Exercise details
Copy out all lines with the word "mnemonic" in them.

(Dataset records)
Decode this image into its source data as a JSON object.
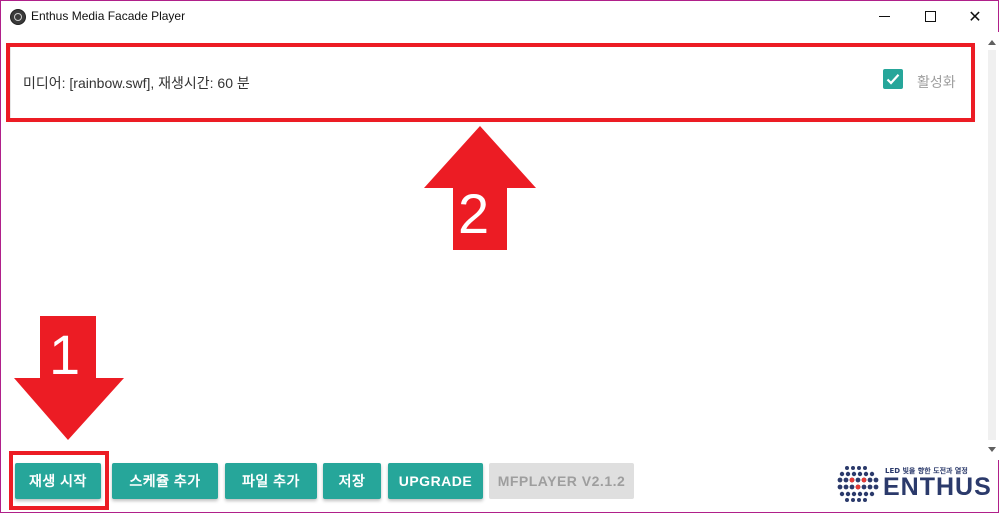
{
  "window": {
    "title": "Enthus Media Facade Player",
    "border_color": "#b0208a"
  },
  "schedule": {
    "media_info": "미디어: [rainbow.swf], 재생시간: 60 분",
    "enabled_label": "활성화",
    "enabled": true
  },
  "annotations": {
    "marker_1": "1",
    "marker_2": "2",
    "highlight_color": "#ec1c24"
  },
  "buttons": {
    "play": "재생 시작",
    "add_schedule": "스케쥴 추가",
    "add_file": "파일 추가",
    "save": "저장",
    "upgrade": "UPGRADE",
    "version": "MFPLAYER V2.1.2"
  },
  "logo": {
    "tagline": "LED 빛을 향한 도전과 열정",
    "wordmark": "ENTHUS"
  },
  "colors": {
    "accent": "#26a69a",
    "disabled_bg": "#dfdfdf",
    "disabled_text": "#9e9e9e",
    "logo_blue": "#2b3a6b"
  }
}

---

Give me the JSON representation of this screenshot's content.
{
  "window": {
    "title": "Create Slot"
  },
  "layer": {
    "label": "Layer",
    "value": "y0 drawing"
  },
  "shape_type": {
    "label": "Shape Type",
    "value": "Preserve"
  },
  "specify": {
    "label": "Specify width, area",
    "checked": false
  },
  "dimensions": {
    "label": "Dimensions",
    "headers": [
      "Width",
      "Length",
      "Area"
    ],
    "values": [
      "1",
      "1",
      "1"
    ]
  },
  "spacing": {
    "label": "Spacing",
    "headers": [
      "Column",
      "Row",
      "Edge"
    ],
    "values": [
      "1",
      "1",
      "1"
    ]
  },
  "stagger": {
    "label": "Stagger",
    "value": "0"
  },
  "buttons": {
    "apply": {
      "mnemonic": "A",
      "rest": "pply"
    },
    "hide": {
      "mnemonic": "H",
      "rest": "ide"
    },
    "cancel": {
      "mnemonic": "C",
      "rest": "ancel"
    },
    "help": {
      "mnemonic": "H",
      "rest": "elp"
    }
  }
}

---

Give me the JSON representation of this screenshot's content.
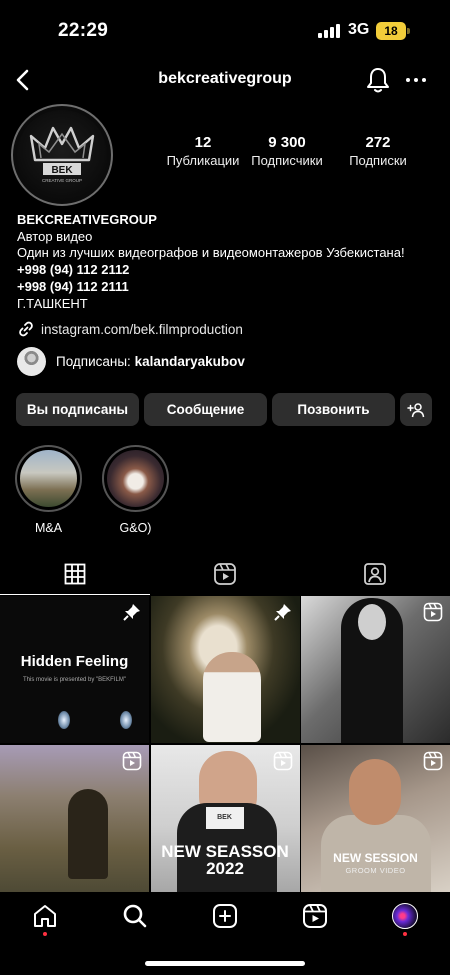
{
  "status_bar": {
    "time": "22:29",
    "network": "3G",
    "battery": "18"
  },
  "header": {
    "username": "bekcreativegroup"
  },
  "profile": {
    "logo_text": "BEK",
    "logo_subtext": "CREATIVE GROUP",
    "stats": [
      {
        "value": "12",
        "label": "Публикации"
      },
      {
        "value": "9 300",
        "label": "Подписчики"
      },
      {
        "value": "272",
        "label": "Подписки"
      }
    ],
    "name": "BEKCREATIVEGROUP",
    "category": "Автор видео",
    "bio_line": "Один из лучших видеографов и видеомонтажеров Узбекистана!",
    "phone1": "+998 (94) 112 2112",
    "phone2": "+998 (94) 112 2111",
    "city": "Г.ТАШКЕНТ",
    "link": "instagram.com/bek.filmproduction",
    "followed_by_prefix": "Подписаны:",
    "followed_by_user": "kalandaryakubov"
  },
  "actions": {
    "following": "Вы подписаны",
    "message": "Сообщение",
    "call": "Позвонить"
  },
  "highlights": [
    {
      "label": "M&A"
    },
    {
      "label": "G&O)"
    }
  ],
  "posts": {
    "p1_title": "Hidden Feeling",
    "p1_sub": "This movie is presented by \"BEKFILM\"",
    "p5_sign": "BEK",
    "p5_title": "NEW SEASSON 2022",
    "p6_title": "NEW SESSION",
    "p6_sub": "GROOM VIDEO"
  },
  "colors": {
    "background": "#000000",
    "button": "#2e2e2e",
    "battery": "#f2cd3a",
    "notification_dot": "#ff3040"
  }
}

Response to the exercise
      "mnemonic": "A",
      "mnemonic": "H",
      "mnemonic": "C",
      "mnemonic": "H",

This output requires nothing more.